**Given problem:** Quote the records beneath, complete and exact. Leave out images.

**Supplied data:**

________

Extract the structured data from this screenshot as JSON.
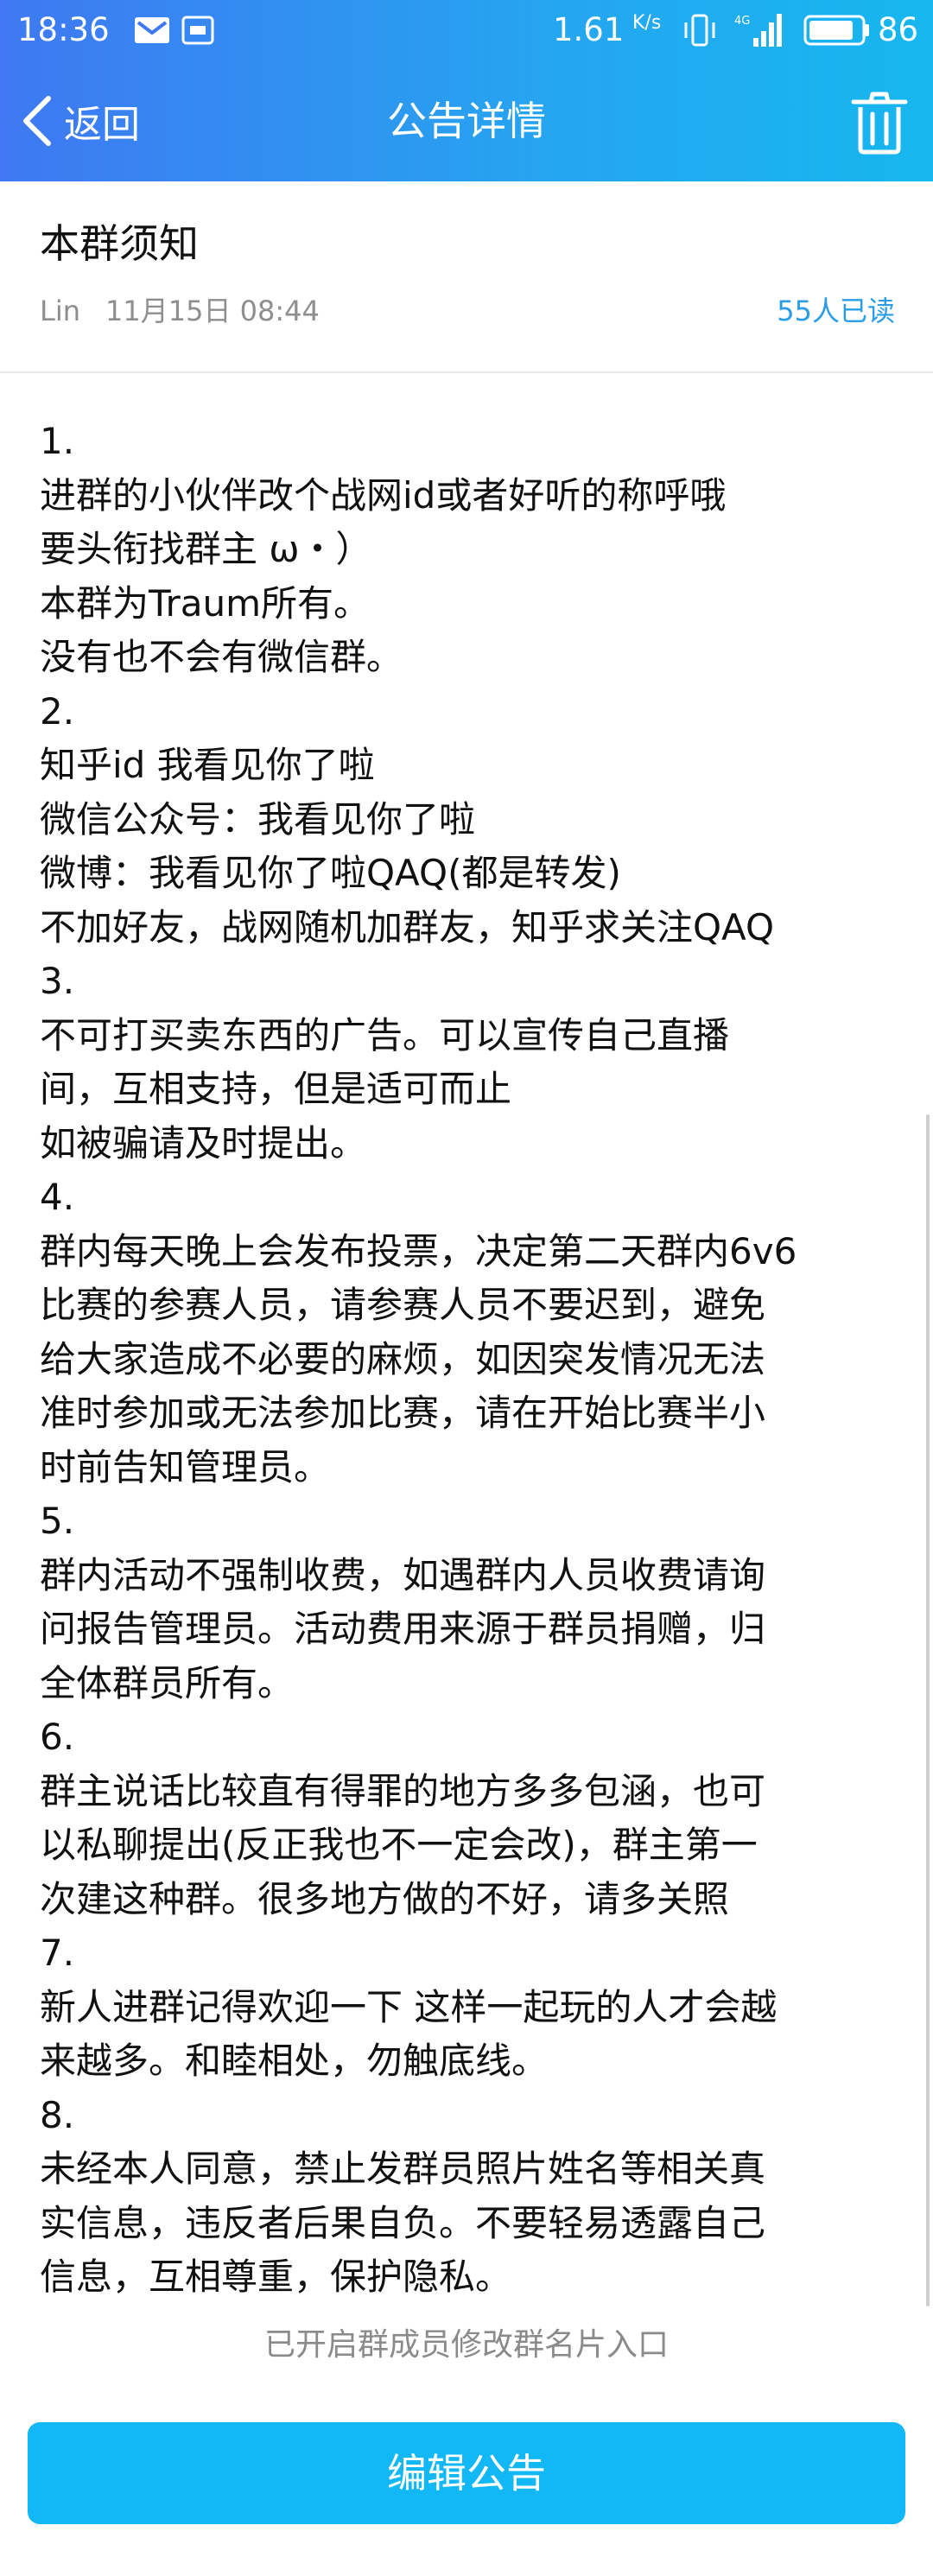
{
  "status_bar": {
    "time": "18:36",
    "speed": "1.61",
    "speed_unit": "K/s",
    "signal": "4G",
    "battery": "86"
  },
  "nav": {
    "back_label": "返回",
    "title": "公告详情"
  },
  "announcement": {
    "title": "本群须知",
    "author": "Lin",
    "date": "11月15日 08:44",
    "read_count": "55人已读",
    "lines": [
      "1.",
      "进群的小伙伴改个战网id或者好听的称呼哦",
      "要头衔找群主 ω・）",
      "本群为Traum所有。",
      "没有也不会有微信群。",
      "2.",
      "知乎id 我看见你了啦",
      "微信公众号：我看见你了啦",
      "微博：我看见你了啦QAQ(都是转发)",
      "不加好友，战网随机加群友，知乎求关注QAQ",
      "3.",
      "不可打买卖东西的广告。可以宣传自己直播",
      "间，互相支持，但是适可而止",
      "如被骗请及时提出。",
      "4.",
      "群内每天晚上会发布投票，决定第二天群内6v6",
      "比赛的参赛人员，请参赛人员不要迟到，避免",
      "给大家造成不必要的麻烦，如因突发情况无法",
      "准时参加或无法参加比赛，请在开始比赛半小",
      "时前告知管理员。",
      "5.",
      "群内活动不强制收费，如遇群内人员收费请询",
      "问报告管理员。活动费用来源于群员捐赠，归",
      "全体群员所有。",
      "6.",
      "群主说话比较直有得罪的地方多多包涵，也可",
      "以私聊提出(反正我也不一定会改)，群主第一",
      "次建这种群。很多地方做的不好，请多关照",
      "7.",
      "新人进群记得欢迎一下 这样一起玩的人才会越",
      "来越多。和睦相处，勿触底线。",
      "8.",
      "未经本人同意，禁止发群员照片姓名等相关真",
      "实信息，违反者后果自负。不要轻易透露自己",
      "信息，互相尊重，保护隐私。"
    ]
  },
  "footer": {
    "member_edit_note": "已开启群成员修改群名片入口",
    "edit_button": "编辑公告"
  }
}
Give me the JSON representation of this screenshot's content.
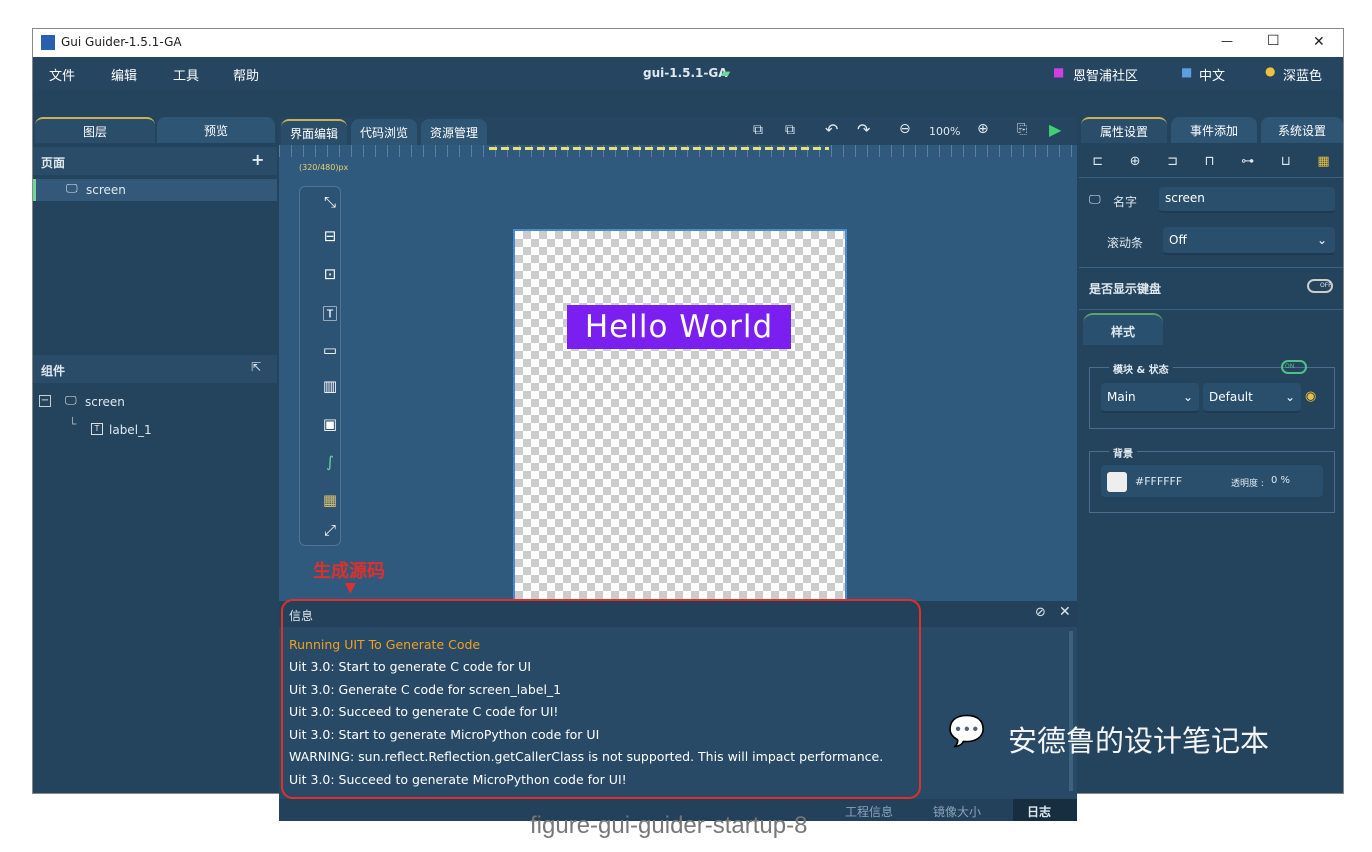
{
  "window": {
    "title": "Gui Guider-1.5.1-GA",
    "project": "gui-1.5.1-GA",
    "minimize": "—",
    "maximize": "☐",
    "close": "✕"
  },
  "menu": [
    "文件",
    "编辑",
    "工具",
    "帮助"
  ],
  "menu_right": {
    "community": "恩智浦社区",
    "language": "中文",
    "theme": "深蓝色"
  },
  "left_tabs": [
    "图层",
    "预览"
  ],
  "pages": {
    "title": "页面",
    "add": "+",
    "items": [
      "screen"
    ]
  },
  "components": {
    "title": "组件",
    "tree": [
      "screen",
      "label_1"
    ]
  },
  "center_tabs": [
    "界面编辑",
    "代码浏览",
    "资源管理"
  ],
  "toolbar": {
    "zoom": "100%"
  },
  "canvas": {
    "size": "(320/480)px",
    "label_text": "Hello World",
    "label_bg": "#7b1ff0"
  },
  "annotation": {
    "text": "生成源码",
    "color": "#e0302a"
  },
  "info": {
    "title": "信息",
    "lines": [
      "Running UIT To Generate Code",
      "Uit 3.0: Start to generate C code for UI",
      "Uit 3.0: Generate C code for screen_label_1",
      "Uit 3.0: Succeed to generate C code for UI!",
      "Uit 3.0: Start to generate MicroPython code for UI",
      "WARNING: sun.reflect.Reflection.getCallerClass is not supported. This will impact performance.",
      "Uit 3.0: Succeed to generate MicroPython code for UI!"
    ],
    "first_color": "#f0a020"
  },
  "status": {
    "project_info": "工程信息",
    "image_size": "镜像大小",
    "log": "日志"
  },
  "right_tabs": [
    "属性设置",
    "事件添加",
    "系统设置"
  ],
  "props": {
    "name_label": "名字",
    "name_value": "screen",
    "scroll_label": "滚动条",
    "scroll_value": "Off",
    "keyboard_label": "是否显示键盘",
    "keyboard_state": "OFF",
    "style_tab": "样式",
    "part_state_label": "模块 & 状态",
    "part_toggle": "ON",
    "part": "Main",
    "state": "Default",
    "bg_label": "背景",
    "bg_color": "#FFFFFF",
    "opacity_label": "透明度 : ",
    "opacity_value": "0 %"
  },
  "watermark": "安德鲁的设计笔记本",
  "caption": "figure-gui-guider-startup-8"
}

________

**Response:**
Extract the structured data from this screenshot as JSON.
{
  "status_bar": {
    "time": "18:36",
    "speed": "1.61",
    "speed_unit": "K/s",
    "signal": "4G",
    "battery": "86"
  },
  "nav": {
    "back_label": "返回",
    "title": "公告详情"
  },
  "announcement": {
    "title": "本群须知",
    "author": "Lin",
    "date": "11月15日 08:44",
    "read_count": "55人已读",
    "lines": [
      "1.",
      "进群的小伙伴改个战网id或者好听的称呼哦",
      "要头衔找群主 ω・）",
      "本群为Traum所有。",
      "没有也不会有微信群。",
      "2.",
      "知乎id 我看见你了啦",
      "微信公众号：我看见你了啦",
      "微博：我看见你了啦QAQ(都是转发)",
      "不加好友，战网随机加群友，知乎求关注QAQ",
      "3.",
      "不可打买卖东西的广告。可以宣传自己直播",
      "间，互相支持，但是适可而止",
      "如被骗请及时提出。",
      "4.",
      "群内每天晚上会发布投票，决定第二天群内6v6",
      "比赛的参赛人员，请参赛人员不要迟到，避免",
      "给大家造成不必要的麻烦，如因突发情况无法",
      "准时参加或无法参加比赛，请在开始比赛半小",
      "时前告知管理员。",
      "5.",
      "群内活动不强制收费，如遇群内人员收费请询",
      "问报告管理员。活动费用来源于群员捐赠，归",
      "全体群员所有。",
      "6.",
      "群主说话比较直有得罪的地方多多包涵，也可",
      "以私聊提出(反正我也不一定会改)，群主第一",
      "次建这种群。很多地方做的不好，请多关照",
      "7.",
      "新人进群记得欢迎一下 这样一起玩的人才会越",
      "来越多。和睦相处，勿触底线。",
      "8.",
      "未经本人同意，禁止发群员照片姓名等相关真",
      "实信息，违反者后果自负。不要轻易透露自己",
      "信息，互相尊重，保护隐私。"
    ]
  },
  "footer": {
    "member_edit_note": "已开启群成员修改群名片入口",
    "edit_button": "编辑公告"
  }
}
Give me the JSON representation of this screenshot's content.
{
  "window": {
    "title": "Gui Guider-1.5.1-GA",
    "project": "gui-1.5.1-GA",
    "minimize": "—",
    "maximize": "☐",
    "close": "✕"
  },
  "menu": [
    "文件",
    "编辑",
    "工具",
    "帮助"
  ],
  "menu_right": {
    "community": "恩智浦社区",
    "language": "中文",
    "theme": "深蓝色"
  },
  "left_tabs": [
    "图层",
    "预览"
  ],
  "pages": {
    "title": "页面",
    "add": "+",
    "items": [
      "screen"
    ]
  },
  "components": {
    "title": "组件",
    "tree": [
      "screen",
      "label_1"
    ]
  },
  "center_tabs": [
    "界面编辑",
    "代码浏览",
    "资源管理"
  ],
  "toolbar": {
    "zoom": "100%"
  },
  "canvas": {
    "size": "(320/480)px",
    "label_text": "Hello World",
    "label_bg": "#7b1ff0"
  },
  "annotation": {
    "text": "生成源码",
    "color": "#e0302a"
  },
  "info": {
    "title": "信息",
    "lines": [
      "Running UIT To Generate Code",
      "Uit 3.0: Start to generate C code for UI",
      "Uit 3.0: Generate C code for screen_label_1",
      "Uit 3.0: Succeed to generate C code for UI!",
      "Uit 3.0: Start to generate MicroPython code for UI",
      "WARNING: sun.reflect.Reflection.getCallerClass is not supported. This will impact performance.",
      "Uit 3.0: Succeed to generate MicroPython code for UI!"
    ],
    "first_color": "#f0a020"
  },
  "status": {
    "project_info": "工程信息",
    "image_size": "镜像大小",
    "log": "日志"
  },
  "right_tabs": [
    "属性设置",
    "事件添加",
    "系统设置"
  ],
  "props": {
    "name_label": "名字",
    "name_value": "screen",
    "scroll_label": "滚动条",
    "scroll_value": "Off",
    "keyboard_label": "是否显示键盘",
    "keyboard_state": "OFF",
    "style_tab": "样式",
    "part_state_label": "模块 & 状态",
    "part_toggle": "ON",
    "part": "Main",
    "state": "Default",
    "bg_label": "背景",
    "bg_color": "#FFFFFF",
    "opacity_label": "透明度 : ",
    "opacity_value": "0 %"
  },
  "watermark": "安德鲁的设计笔记本",
  "caption": "figure-gui-guider-startup-8"
}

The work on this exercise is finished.